━━ Article ━━

Moreover, inequality and injustice lead to bad governance take place in the uneducated community. SDG 5 and SDG 16 are to promote gender equality and justice at the international level, ratified by 181 countries, whether developing or developed nations. In practical terms, things are different; to exemplify, the evacuation process of the US from Afghanistan left behind nothing. The loss of life, property, infrastructure, and image of Afghanistan gives birth to injustice and inequality in the country that harms not only the state but also the region. In a globalized world, global equality and global justice lead to global governance. Kofi Annan, Sectary General of the United Nations, said, “Arguing against globalization is like arguing against the laws of gravity.”

Furthermore, misogynistic customs and traditions vis-à-vis women’s participation rise in the unenlightened society. To encapsulate, a meticulous comparison of the literacy rate among males and females in Pakistan is cited in this regard; according to United Nations Educational, Scientific, and Cultural Organization (UNESCO), the Literacy rate of males is 69.2 per cent, while the literacy rate of the female is 46.9 per cent in Pakistan. This data is to illustrate the customs and traditions that prevail regarding the education of females as well as females’ participation in any arena of the country.

Last but not least, the poor quality of leadership emerges from the mud of uncivilized society and eventually becomes a bone of contention. Statesmanship comes with a moderate approach that is only possible with huge exposure to knowledge. To exemplify, the series of anti-government movements known as Arab Spring 2011 rise in Tunisia, Egypt, Libya, Yemen, and Syria in response of corrupt political leaders.  

Last, manipulation and exploitation of the citizens are enhanced in the illiterate country.  In some countries, ease of giving loans to fight against poverty and inflation, some applications exploit the people. Fraud loan apps 2023 in Pakistan are the perfect example in the context; a number of people get trapped, which results in an upsurge of suicide cases in the country. Had illiteracy not prevailed in the country, exploitation and manipulation would never have triumphed.

The analysis of the facts proving democracy and illiteracy cannot be put in a basket altogether brings the discussion to the point where it is pertinent to meticulously analyze the factors responsible for the prevalence of illiteracy. To start with, chalk out of flawed governmental policies is first and foremost to discuss. For instance, in Afghanistan, after the evacuation of the US, the Afghan Taliban regime prohibits the movement of women without her Mehram; consequently, the immediate decline of girls or women has been seen in educational institutions. Thus, the situation becomes the worst in the country: closure of schools and colleges, violation of fundamental human rights, absence of democracy, increased drug trafficking, and such forth.

━━━

* Written exercise *
Which countries does the passage name as places where the Arab Spring 2011 movements arose? These entries come from a separate source.

━━ Dataset ━━

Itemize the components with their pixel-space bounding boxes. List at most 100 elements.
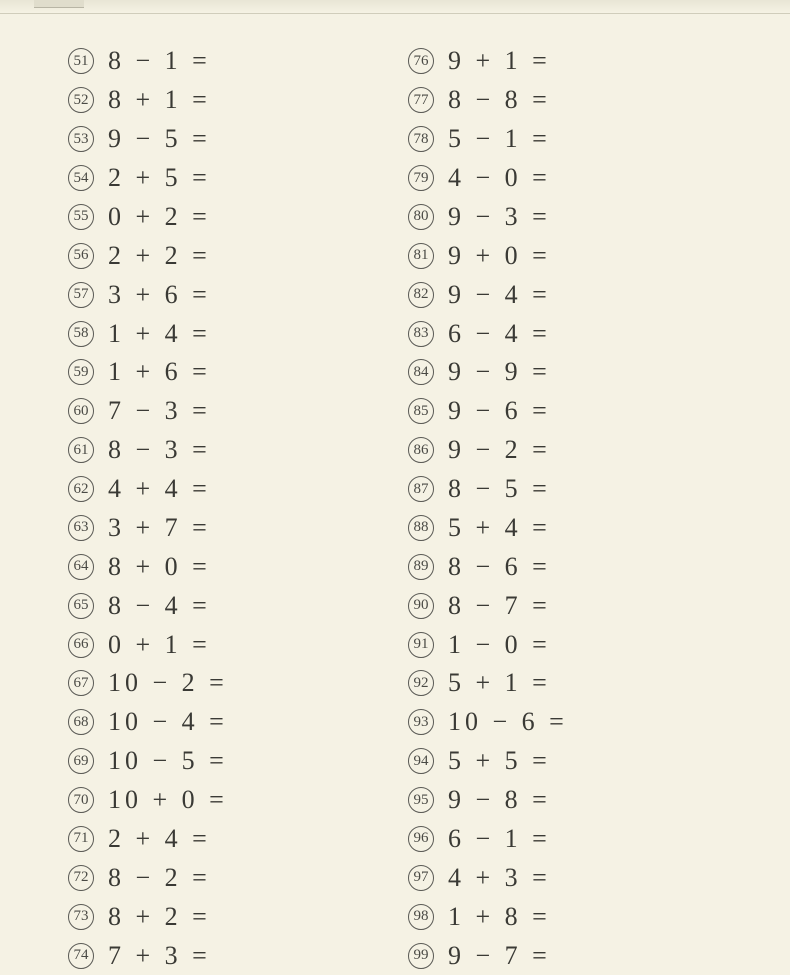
problem-number-circle: 88 — [408, 515, 434, 541]
problem-equation: 9 − 4 = — [448, 280, 551, 310]
problem-equation: 9 + 0 = — [448, 241, 551, 271]
problem-equation: 8 − 6 = — [448, 552, 551, 582]
problem-equation: 9 − 5 = — [108, 124, 211, 154]
problem-number-circle: 80 — [408, 204, 434, 230]
problem-row: 91 1 − 0 = — [408, 625, 748, 664]
problem-equation: 6 − 1 = — [448, 824, 551, 854]
problem-row: 52 8 + 1 = — [68, 81, 408, 120]
problem-equation: 8 − 2 = — [108, 863, 211, 893]
problem-row: 53 9 − 5 = — [68, 120, 408, 159]
problem-number-circle: 60 — [68, 398, 94, 424]
problem-row: 63 3 + 7 = — [68, 509, 408, 548]
problem-number-circle: 67 — [68, 670, 94, 696]
worksheet-page: 518 − 1 =528 + 1 =539 − 5 =542 + 5 =550 … — [0, 0, 790, 975]
problem-equation: 8 − 8 = — [448, 85, 551, 115]
problem-number-circle: 97 — [408, 865, 434, 891]
problem-equation: 4 + 4 = — [108, 474, 211, 504]
problem-number-circle: 93 — [408, 709, 434, 735]
problem-row: 747 + 3 = — [68, 936, 408, 975]
problem-number-circle: 63 — [68, 515, 94, 541]
problem-row: 885 + 4 = — [408, 509, 748, 548]
problem-row: 624 + 4 = — [68, 470, 408, 509]
problem-row: 908 − 7 = — [408, 586, 748, 625]
problem-number-circle: 59 — [68, 359, 94, 385]
problem-number-circle: 56 — [68, 243, 94, 269]
problem-row: 738 + 2 = — [68, 897, 408, 936]
problem-row: 959 − 8 = — [408, 781, 748, 820]
page-top-tab — [34, 0, 84, 8]
problem-row: 61 8 − 3 = — [68, 431, 408, 470]
problem-equation: 1 + 8 = — [448, 902, 551, 932]
problem-number-circle: 89 — [408, 554, 434, 580]
problem-row: 518 − 1 = — [68, 42, 408, 81]
problem-equation: 1 + 4 = — [108, 319, 211, 349]
problem-row: 72 8 − 2 = — [68, 858, 408, 897]
problem-number-circle: 84 — [408, 359, 434, 385]
problem-equation: 8 − 3 = — [108, 435, 211, 465]
problem-row: 648 + 0 = — [68, 547, 408, 586]
problem-row: 9310 − 6 = — [408, 703, 748, 742]
problem-equation: 5 + 1 = — [448, 668, 551, 698]
problem-equation: 1 + 6 = — [108, 357, 211, 387]
problem-number-circle: 58 — [68, 321, 94, 347]
problem-row: 84 9 − 9 = — [408, 353, 748, 392]
problem-row: 6810 − 4 = — [68, 703, 408, 742]
problem-row: 70 10 + 0 = — [68, 781, 408, 820]
problem-equation: 5 − 1 = — [448, 124, 551, 154]
problem-number-circle: 96 — [408, 826, 434, 852]
problem-row: 712 + 4 = — [68, 820, 408, 859]
problem-row: 607 − 3 = — [68, 392, 408, 431]
problem-number-circle: 70 — [68, 787, 94, 813]
problem-number-circle: 91 — [408, 632, 434, 658]
problem-equation: 6 − 4 = — [448, 319, 551, 349]
problem-row: 89 8 − 6 = — [408, 547, 748, 586]
problem-number-circle: 61 — [68, 437, 94, 463]
problem-row: 660 + 1 = — [68, 625, 408, 664]
problem-equation: 10 − 4 = — [108, 707, 228, 737]
left-column: 518 − 1 =528 + 1 =539 − 5 =542 + 5 =550 … — [68, 42, 408, 975]
problem-equation: 8 − 5 = — [448, 474, 551, 504]
problem-equation: 8 + 0 = — [108, 552, 211, 582]
problem-equation: 10 − 5 = — [108, 746, 228, 776]
problem-equation: 3 + 7 = — [108, 513, 211, 543]
problem-row: 94 5 + 5 = — [408, 742, 748, 781]
problem-number-circle: 65 — [68, 593, 94, 619]
problem-number-circle: 94 — [408, 748, 434, 774]
problem-row: 573 + 6 = — [68, 275, 408, 314]
problem-row: 58 1 + 4 = — [68, 314, 408, 353]
right-column: 769 + 1 =778 − 8 =785 − 1 =794 − 0 =809 … — [408, 42, 748, 975]
problem-number-circle: 53 — [68, 126, 94, 152]
problem-number-circle: 92 — [408, 670, 434, 696]
problem-number-circle: 72 — [68, 865, 94, 891]
problem-row: 81 9 + 0 = — [408, 236, 748, 275]
problem-row: 6910 − 5 = — [68, 742, 408, 781]
problem-equation: 2 + 2 = — [108, 241, 211, 271]
problem-number-circle: 74 — [68, 943, 94, 969]
problem-equation: 8 + 1 = — [108, 85, 211, 115]
problem-number-circle: 85 — [408, 398, 434, 424]
problem-equation: 8 − 4 = — [108, 591, 211, 621]
problem-row: 80 9 − 3 = — [408, 198, 748, 237]
problem-equation: 1 − 0 = — [448, 630, 551, 660]
problem-number-circle: 99 — [408, 943, 434, 969]
problem-row: 999 − 7 = — [408, 936, 748, 975]
problem-number-circle: 86 — [408, 437, 434, 463]
problem-equation: 4 − 0 = — [448, 163, 551, 193]
problem-equation: 9 − 6 = — [448, 396, 551, 426]
problem-equation: 2 + 5 = — [108, 163, 211, 193]
problem-row: 974 + 3 = — [408, 858, 748, 897]
problem-number-circle: 98 — [408, 904, 434, 930]
problem-number-circle: 81 — [408, 243, 434, 269]
problem-number-circle: 52 — [68, 87, 94, 113]
problem-equation: 9 − 9 = — [448, 357, 551, 387]
problem-number-circle: 51 — [68, 48, 94, 74]
problem-equation: 10 + 0 = — [108, 785, 228, 815]
problem-number-circle: 87 — [408, 476, 434, 502]
problem-equation: 8 − 7 = — [448, 591, 551, 621]
problem-number-circle: 95 — [408, 787, 434, 813]
problem-row: 92 5 + 1 = — [408, 664, 748, 703]
problem-equation: 5 + 5 = — [448, 746, 551, 776]
problem-equation: 9 − 3 = — [448, 202, 551, 232]
problem-equation: 10 − 2 = — [108, 668, 228, 698]
problem-row: 785 − 1 = — [408, 120, 748, 159]
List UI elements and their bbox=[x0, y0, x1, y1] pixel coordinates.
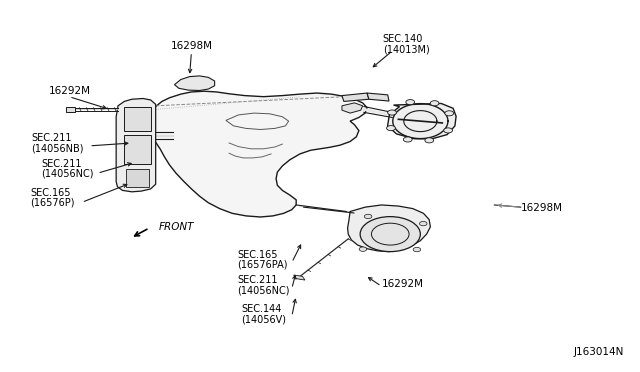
Polygon shape bbox=[146, 91, 367, 217]
Polygon shape bbox=[125, 169, 149, 187]
Polygon shape bbox=[116, 99, 156, 192]
Circle shape bbox=[444, 128, 452, 133]
Text: 16292M: 16292M bbox=[49, 86, 91, 96]
Text: FRONT: FRONT bbox=[159, 222, 195, 232]
Circle shape bbox=[387, 126, 396, 131]
Text: (14056V): (14056V) bbox=[242, 315, 287, 324]
Circle shape bbox=[360, 217, 420, 251]
Polygon shape bbox=[175, 76, 214, 90]
Circle shape bbox=[425, 138, 434, 143]
Circle shape bbox=[388, 110, 396, 115]
Polygon shape bbox=[342, 103, 363, 113]
Polygon shape bbox=[124, 135, 150, 164]
Polygon shape bbox=[342, 93, 369, 102]
Polygon shape bbox=[124, 106, 150, 131]
Circle shape bbox=[430, 101, 439, 106]
Text: 16292M: 16292M bbox=[381, 279, 424, 289]
Text: J163014N: J163014N bbox=[574, 347, 624, 357]
Circle shape bbox=[364, 214, 372, 219]
Polygon shape bbox=[367, 93, 389, 101]
Text: SEC.165: SEC.165 bbox=[30, 187, 71, 198]
Text: SEC.165: SEC.165 bbox=[237, 250, 278, 260]
Text: SEC.144: SEC.144 bbox=[242, 304, 282, 314]
Circle shape bbox=[419, 221, 427, 226]
Polygon shape bbox=[66, 106, 76, 112]
Text: SEC.211: SEC.211 bbox=[31, 133, 72, 143]
Text: SEC.211: SEC.211 bbox=[237, 275, 278, 285]
Text: SEC.140: SEC.140 bbox=[383, 34, 423, 44]
Text: (14013M): (14013M) bbox=[383, 45, 429, 55]
Text: (16576PA): (16576PA) bbox=[237, 260, 288, 270]
Text: (14056NC): (14056NC) bbox=[237, 285, 290, 295]
Polygon shape bbox=[294, 275, 305, 280]
Polygon shape bbox=[388, 103, 456, 139]
Polygon shape bbox=[348, 205, 430, 251]
Circle shape bbox=[406, 100, 415, 105]
Text: SEC.211: SEC.211 bbox=[41, 158, 81, 169]
Circle shape bbox=[413, 247, 420, 252]
Text: 16298M: 16298M bbox=[170, 41, 212, 51]
Circle shape bbox=[359, 247, 367, 251]
Circle shape bbox=[403, 137, 412, 142]
Text: (14056NB): (14056NB) bbox=[31, 143, 84, 153]
Text: (16576P): (16576P) bbox=[30, 198, 75, 208]
Text: (14056NC): (14056NC) bbox=[41, 169, 93, 179]
Text: 16298M: 16298M bbox=[521, 203, 563, 213]
Circle shape bbox=[445, 111, 454, 116]
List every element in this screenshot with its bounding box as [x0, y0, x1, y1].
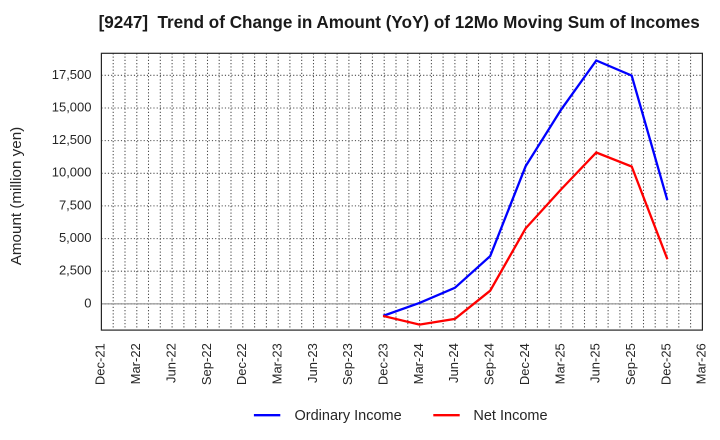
svg-text:Mar-22: Mar-22: [128, 343, 143, 384]
svg-text:Jun-25: Jun-25: [588, 343, 603, 383]
svg-text:15,000: 15,000: [52, 99, 92, 114]
svg-text:2,500: 2,500: [59, 263, 92, 278]
svg-text:Jun-23: Jun-23: [305, 343, 320, 383]
svg-text:17,500: 17,500: [52, 67, 92, 82]
svg-text:Dec-21: Dec-21: [93, 343, 108, 385]
svg-text:Sep-22: Sep-22: [199, 343, 214, 385]
svg-text:Mar-23: Mar-23: [270, 343, 285, 384]
svg-text:Dec-24: Dec-24: [517, 343, 532, 385]
svg-text:Mar-24: Mar-24: [411, 343, 426, 384]
svg-text:0: 0: [84, 295, 91, 310]
svg-text:Amount (million yen): Amount (million yen): [8, 127, 25, 265]
svg-text:Dec-22: Dec-22: [234, 343, 249, 385]
svg-text:Dec-25: Dec-25: [658, 343, 673, 385]
svg-text:Jun-22: Jun-22: [163, 343, 178, 383]
svg-text:Sep-24: Sep-24: [482, 343, 497, 385]
svg-text:[9247] Trend of Change in Amo: [9247] Trend of Change in Amount (YoY) o…: [99, 13, 700, 32]
svg-text:Jun-24: Jun-24: [446, 343, 461, 383]
svg-text:7,500: 7,500: [59, 197, 92, 212]
svg-text:Mar-25: Mar-25: [552, 343, 567, 384]
svg-text:12,500: 12,500: [52, 132, 92, 147]
svg-text:10,000: 10,000: [52, 165, 92, 180]
svg-text:Dec-23: Dec-23: [376, 343, 391, 385]
svg-text:Sep-25: Sep-25: [623, 343, 638, 385]
svg-text:Ordinary Income: Ordinary Income: [295, 408, 402, 424]
svg-text:Sep-23: Sep-23: [340, 343, 355, 385]
svg-text:Net Income: Net Income: [473, 408, 547, 424]
svg-text:5,000: 5,000: [59, 230, 92, 245]
svg-text:Mar-26: Mar-26: [694, 343, 709, 384]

━━━

* Solved problem *
Tunisia, Egypt, Libya, Yemen, Syria